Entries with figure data
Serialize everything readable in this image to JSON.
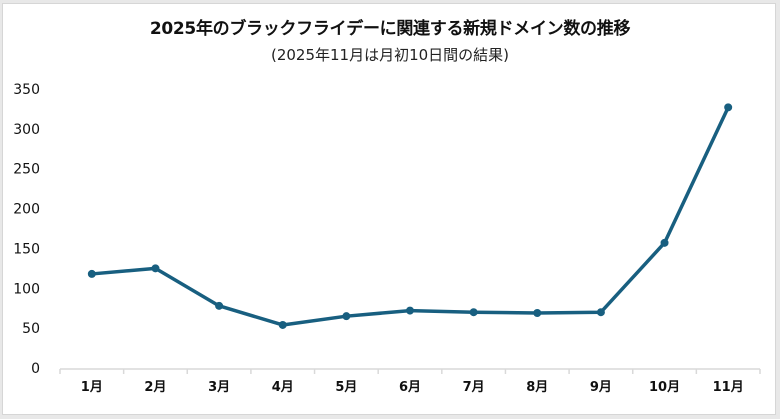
{
  "header": {
    "title": "2025年のブラックフライデーに関連する新規ドメイン数の推移",
    "subtitle": "(2025年11月は月初10日間の結果)"
  },
  "colors": {
    "line": "#185f80",
    "axis": "#d9d9d9",
    "background": "#ffffff"
  },
  "chart_data": {
    "type": "line",
    "title": "2025年のブラックフライデーに関連する新規ドメイン数の推移",
    "subtitle": "(2025年11月は月初10日間の結果)",
    "categories": [
      "1月",
      "2月",
      "3月",
      "4月",
      "5月",
      "6月",
      "7月",
      "8月",
      "9月",
      "10月",
      "11月"
    ],
    "series": [
      {
        "name": "新規ドメイン数",
        "values": [
          118,
          125,
          78,
          54,
          65,
          72,
          70,
          69,
          70,
          157,
          327
        ]
      }
    ],
    "xlabel": "",
    "ylabel": "",
    "ylim": [
      0,
      350
    ],
    "yticks": [
      0,
      50,
      100,
      150,
      200,
      250,
      300,
      350
    ],
    "grid": false,
    "legend": "none"
  }
}
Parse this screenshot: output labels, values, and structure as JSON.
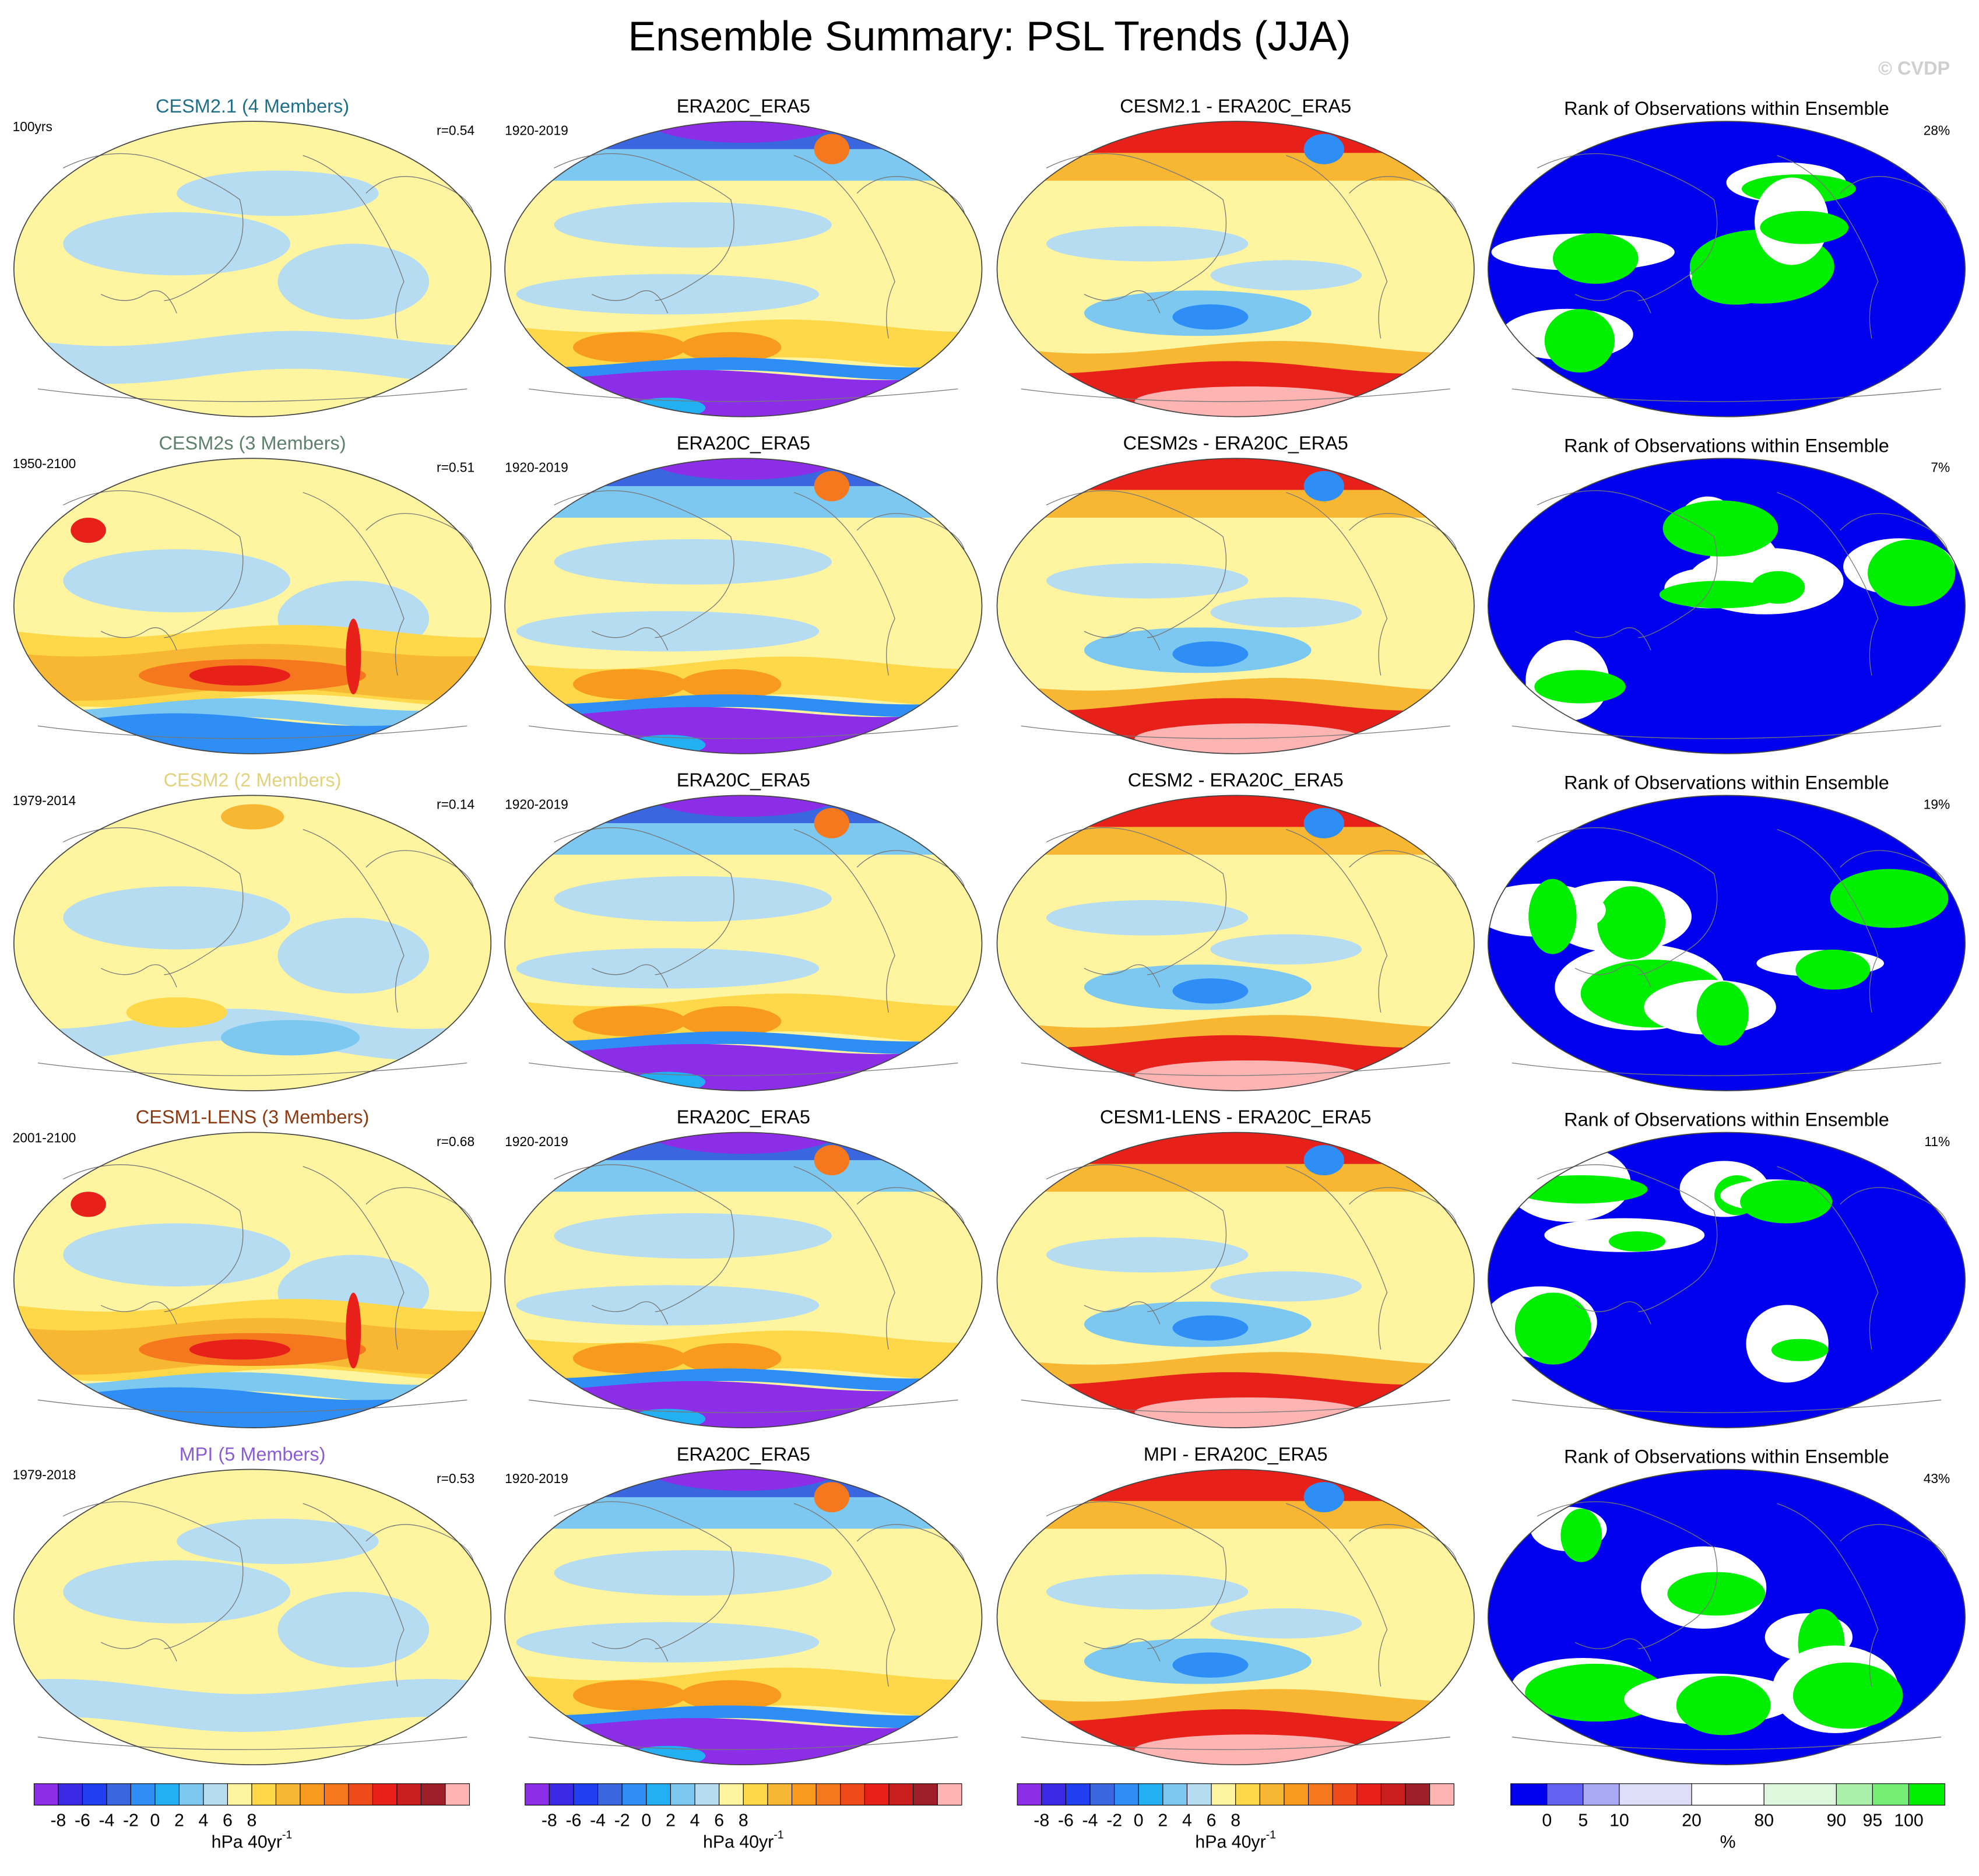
{
  "title": "Ensemble Summary: PSL Trends (JJA)",
  "credit": "© CVDP",
  "rows": [
    {
      "model": "CESM2.1 (4 Members)",
      "model_color": "#1f6f8b",
      "period": "100yrs",
      "r": "r=0.54",
      "obs_title": "ERA20C_ERA5",
      "obs_period": "1920-2019",
      "diff_title": "CESM2.1 - ERA20C_ERA5",
      "rank_title": "Rank of Observations within Ensemble",
      "rank_pct": "28%"
    },
    {
      "model": "CESM2s (3 Members)",
      "model_color": "#5e806c",
      "period": "1950-2100",
      "r": "r=0.51",
      "obs_title": "ERA20C_ERA5",
      "obs_period": "1920-2019",
      "diff_title": "CESM2s - ERA20C_ERA5",
      "rank_title": "Rank of Observations within Ensemble",
      "rank_pct": "7%"
    },
    {
      "model": "CESM2 (2 Members)",
      "model_color": "#e3d27d",
      "period": "1979-2014",
      "r": "r=0.14",
      "obs_title": "ERA20C_ERA5",
      "obs_period": "1920-2019",
      "diff_title": "CESM2 - ERA20C_ERA5",
      "rank_title": "Rank of Observations within Ensemble",
      "rank_pct": "19%"
    },
    {
      "model": "CESM1-LENS (3 Members)",
      "model_color": "#8b3a12",
      "period": "2001-2100",
      "r": "r=0.68",
      "obs_title": "ERA20C_ERA5",
      "obs_period": "1920-2019",
      "diff_title": "CESM1-LENS - ERA20C_ERA5",
      "rank_title": "Rank of Observations within Ensemble",
      "rank_pct": "11%"
    },
    {
      "model": "MPI (5 Members)",
      "model_color": "#8a5cd6",
      "period": "1979-2018",
      "r": "r=0.53",
      "obs_title": "ERA20C_ERA5",
      "obs_period": "1920-2019",
      "diff_title": "MPI - ERA20C_ERA5",
      "rank_title": "Rank of Observations within Ensemble",
      "rank_pct": "43%"
    }
  ],
  "colorbars": [
    {
      "colors": [
        "#8c2de8",
        "#3a2ae6",
        "#1f3ff0",
        "#3a66e0",
        "#2f8ef5",
        "#22b0f2",
        "#7cc8f0",
        "#b5dcf0",
        "#fff5a0",
        "#ffd84a",
        "#f7b733",
        "#f79a1e",
        "#f5781e",
        "#ee4a1a",
        "#e8201a",
        "#c81e1e",
        "#a01e28",
        "#ffb4b4"
      ],
      "ticks": [
        -8,
        -6,
        -4,
        -2,
        0,
        2,
        4,
        6,
        8
      ],
      "unit": "hPa 40yr",
      "unit_exponent": "-1"
    },
    {
      "colors": [
        "#8c2de8",
        "#3a2ae6",
        "#1f3ff0",
        "#3a66e0",
        "#2f8ef5",
        "#22b0f2",
        "#7cc8f0",
        "#b5dcf0",
        "#fff5a0",
        "#ffd84a",
        "#f7b733",
        "#f79a1e",
        "#f5781e",
        "#ee4a1a",
        "#e8201a",
        "#c81e1e",
        "#a01e28",
        "#ffb4b4"
      ],
      "ticks": [
        -8,
        -6,
        -4,
        -2,
        0,
        2,
        4,
        6,
        8
      ],
      "unit": "hPa 40yr",
      "unit_exponent": "-1"
    },
    {
      "colors": [
        "#8c2de8",
        "#3a2ae6",
        "#1f3ff0",
        "#3a66e0",
        "#2f8ef5",
        "#22b0f2",
        "#7cc8f0",
        "#b5dcf0",
        "#fff5a0",
        "#ffd84a",
        "#f7b733",
        "#f79a1e",
        "#f5781e",
        "#ee4a1a",
        "#e8201a",
        "#c81e1e",
        "#a01e28",
        "#ffb4b4"
      ],
      "ticks": [
        -8,
        -6,
        -4,
        -2,
        0,
        2,
        4,
        6,
        8
      ],
      "unit": "hPa 40yr",
      "unit_exponent": "-1"
    },
    {
      "colors": [
        "#0000ee",
        "#6262f0",
        "#aaaaf4",
        "#dedef8",
        "#ffffff",
        "#def8de",
        "#aaf0aa",
        "#74ee74",
        "#00ee00"
      ],
      "ticks": [
        0,
        5,
        10,
        20,
        80,
        90,
        95,
        100
      ],
      "unit": "%"
    }
  ]
}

What to do :: Repeat the material above verbatim. Leave the pictures behind.

Answer to this problem ::
Serialize everything readable in this image to JSON.
{
  "header": {
    "title": "2025年のブラックフライデーに関連する新規ドメイン数の推移",
    "subtitle": "(2025年11月は月初10日間の結果)"
  },
  "colors": {
    "line": "#185f80",
    "axis": "#d9d9d9",
    "background": "#ffffff"
  },
  "chart_data": {
    "type": "line",
    "title": "2025年のブラックフライデーに関連する新規ドメイン数の推移",
    "subtitle": "(2025年11月は月初10日間の結果)",
    "categories": [
      "1月",
      "2月",
      "3月",
      "4月",
      "5月",
      "6月",
      "7月",
      "8月",
      "9月",
      "10月",
      "11月"
    ],
    "series": [
      {
        "name": "新規ドメイン数",
        "values": [
          118,
          125,
          78,
          54,
          65,
          72,
          70,
          69,
          70,
          157,
          327
        ]
      }
    ],
    "xlabel": "",
    "ylabel": "",
    "ylim": [
      0,
      350
    ],
    "yticks": [
      0,
      50,
      100,
      150,
      200,
      250,
      300,
      350
    ],
    "grid": false,
    "legend": "none"
  }
}
Parse this screenshot: output labels, values, and structure as JSON.
{
  "title": "Ensemble Summary: PSL Trends (JJA)",
  "credit": "© CVDP",
  "rows": [
    {
      "model": "CESM2.1 (4 Members)",
      "model_color": "#1f6f8b",
      "period": "100yrs",
      "r": "r=0.54",
      "obs_title": "ERA20C_ERA5",
      "obs_period": "1920-2019",
      "diff_title": "CESM2.1 - ERA20C_ERA5",
      "rank_title": "Rank of Observations within Ensemble",
      "rank_pct": "28%"
    },
    {
      "model": "CESM2s (3 Members)",
      "model_color": "#5e806c",
      "period": "1950-2100",
      "r": "r=0.51",
      "obs_title": "ERA20C_ERA5",
      "obs_period": "1920-2019",
      "diff_title": "CESM2s - ERA20C_ERA5",
      "rank_title": "Rank of Observations within Ensemble",
      "rank_pct": "7%"
    },
    {
      "model": "CESM2 (2 Members)",
      "model_color": "#e3d27d",
      "period": "1979-2014",
      "r": "r=0.14",
      "obs_title": "ERA20C_ERA5",
      "obs_period": "1920-2019",
      "diff_title": "CESM2 - ERA20C_ERA5",
      "rank_title": "Rank of Observations within Ensemble",
      "rank_pct": "19%"
    },
    {
      "model": "CESM1-LENS (3 Members)",
      "model_color": "#8b3a12",
      "period": "2001-2100",
      "r": "r=0.68",
      "obs_title": "ERA20C_ERA5",
      "obs_period": "1920-2019",
      "diff_title": "CESM1-LENS - ERA20C_ERA5",
      "rank_title": "Rank of Observations within Ensemble",
      "rank_pct": "11%"
    },
    {
      "model": "MPI (5 Members)",
      "model_color": "#8a5cd6",
      "period": "1979-2018",
      "r": "r=0.53",
      "obs_title": "ERA20C_ERA5",
      "obs_period": "1920-2019",
      "diff_title": "MPI - ERA20C_ERA5",
      "rank_title": "Rank of Observations within Ensemble",
      "rank_pct": "43%"
    }
  ],
  "colorbars": [
    {
      "colors": [
        "#8c2de8",
        "#3a2ae6",
        "#1f3ff0",
        "#3a66e0",
        "#2f8ef5",
        "#22b0f2",
        "#7cc8f0",
        "#b5dcf0",
        "#fff5a0",
        "#ffd84a",
        "#f7b733",
        "#f79a1e",
        "#f5781e",
        "#ee4a1a",
        "#e8201a",
        "#c81e1e",
        "#a01e28",
        "#ffb4b4"
      ],
      "ticks": [
        -8,
        -6,
        -4,
        -2,
        0,
        2,
        4,
        6,
        8
      ],
      "unit": "hPa 40yr",
      "unit_exponent": "-1"
    },
    {
      "colors": [
        "#8c2de8",
        "#3a2ae6",
        "#1f3ff0",
        "#3a66e0",
        "#2f8ef5",
        "#22b0f2",
        "#7cc8f0",
        "#b5dcf0",
        "#fff5a0",
        "#ffd84a",
        "#f7b733",
        "#f79a1e",
        "#f5781e",
        "#ee4a1a",
        "#e8201a",
        "#c81e1e",
        "#a01e28",
        "#ffb4b4"
      ],
      "ticks": [
        -8,
        -6,
        -4,
        -2,
        0,
        2,
        4,
        6,
        8
      ],
      "unit": "hPa 40yr",
      "unit_exponent": "-1"
    },
    {
      "colors": [
        "#8c2de8",
        "#3a2ae6",
        "#1f3ff0",
        "#3a66e0",
        "#2f8ef5",
        "#22b0f2",
        "#7cc8f0",
        "#b5dcf0",
        "#fff5a0",
        "#ffd84a",
        "#f7b733",
        "#f79a1e",
        "#f5781e",
        "#ee4a1a",
        "#e8201a",
        "#c81e1e",
        "#a01e28",
        "#ffb4b4"
      ],
      "ticks": [
        -8,
        -6,
        -4,
        -2,
        0,
        2,
        4,
        6,
        8
      ],
      "unit": "hPa 40yr",
      "unit_exponent": "-1"
    },
    {
      "colors": [
        "#0000ee",
        "#6262f0",
        "#aaaaf4",
        "#dedef8",
        "#ffffff",
        "#def8de",
        "#aaf0aa",
        "#74ee74",
        "#00ee00"
      ],
      "ticks": [
        0,
        5,
        10,
        20,
        80,
        90,
        95,
        100
      ],
      "unit": "%"
    }
  ]
}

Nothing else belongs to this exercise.